• WORK REQUIRED: Locate the lines where "Freight" occurs and copy them as they stand.

• DATA FOR THIS EXERCISE:
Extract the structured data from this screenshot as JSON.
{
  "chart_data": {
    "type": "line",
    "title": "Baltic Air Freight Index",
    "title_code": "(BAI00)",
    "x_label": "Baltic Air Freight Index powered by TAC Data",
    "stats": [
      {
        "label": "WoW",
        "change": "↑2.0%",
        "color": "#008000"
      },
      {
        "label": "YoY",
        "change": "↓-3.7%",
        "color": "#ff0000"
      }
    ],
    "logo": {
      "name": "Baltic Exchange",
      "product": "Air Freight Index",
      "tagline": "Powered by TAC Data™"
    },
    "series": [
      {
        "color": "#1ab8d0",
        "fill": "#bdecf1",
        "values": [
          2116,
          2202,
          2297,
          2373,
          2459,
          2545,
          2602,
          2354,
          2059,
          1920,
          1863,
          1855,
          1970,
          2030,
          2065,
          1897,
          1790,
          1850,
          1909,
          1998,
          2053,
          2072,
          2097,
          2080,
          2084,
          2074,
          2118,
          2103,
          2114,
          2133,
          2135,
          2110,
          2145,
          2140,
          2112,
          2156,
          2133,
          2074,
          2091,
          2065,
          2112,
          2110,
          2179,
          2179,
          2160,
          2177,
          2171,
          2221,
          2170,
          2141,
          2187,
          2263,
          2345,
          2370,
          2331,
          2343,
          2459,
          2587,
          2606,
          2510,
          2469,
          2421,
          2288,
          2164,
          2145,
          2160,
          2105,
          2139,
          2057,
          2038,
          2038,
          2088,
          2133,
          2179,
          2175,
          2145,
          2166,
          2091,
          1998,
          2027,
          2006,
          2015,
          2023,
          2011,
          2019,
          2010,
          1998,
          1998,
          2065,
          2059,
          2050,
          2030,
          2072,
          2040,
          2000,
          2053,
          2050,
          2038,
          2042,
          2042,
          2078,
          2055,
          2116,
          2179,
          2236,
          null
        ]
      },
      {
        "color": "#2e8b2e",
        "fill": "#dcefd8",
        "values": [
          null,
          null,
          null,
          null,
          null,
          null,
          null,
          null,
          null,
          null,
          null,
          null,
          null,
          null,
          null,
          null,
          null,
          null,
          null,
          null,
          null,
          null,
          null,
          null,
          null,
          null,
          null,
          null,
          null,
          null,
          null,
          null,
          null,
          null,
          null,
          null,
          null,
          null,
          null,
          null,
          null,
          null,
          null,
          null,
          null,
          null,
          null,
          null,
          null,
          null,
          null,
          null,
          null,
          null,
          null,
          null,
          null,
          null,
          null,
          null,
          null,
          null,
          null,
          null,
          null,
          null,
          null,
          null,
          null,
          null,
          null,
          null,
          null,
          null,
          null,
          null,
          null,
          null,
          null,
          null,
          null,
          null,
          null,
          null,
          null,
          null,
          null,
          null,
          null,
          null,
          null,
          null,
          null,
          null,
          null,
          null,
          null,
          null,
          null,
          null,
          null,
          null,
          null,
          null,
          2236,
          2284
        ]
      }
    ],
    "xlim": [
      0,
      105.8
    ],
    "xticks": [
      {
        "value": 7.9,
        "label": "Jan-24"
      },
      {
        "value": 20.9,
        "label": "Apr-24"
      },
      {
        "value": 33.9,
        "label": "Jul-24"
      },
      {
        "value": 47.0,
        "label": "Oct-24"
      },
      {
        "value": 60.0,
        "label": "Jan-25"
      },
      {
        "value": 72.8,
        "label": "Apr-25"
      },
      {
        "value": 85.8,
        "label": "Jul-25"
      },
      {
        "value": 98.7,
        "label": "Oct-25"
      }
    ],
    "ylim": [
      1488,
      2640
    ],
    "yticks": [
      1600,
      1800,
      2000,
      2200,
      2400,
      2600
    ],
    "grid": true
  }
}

• EXERCISE RESPONSE:
    "title": "Baltic Air Freight Index",
    "x_label": "Baltic Air Freight Index powered by TAC Data",
      "product": "Air Freight Index",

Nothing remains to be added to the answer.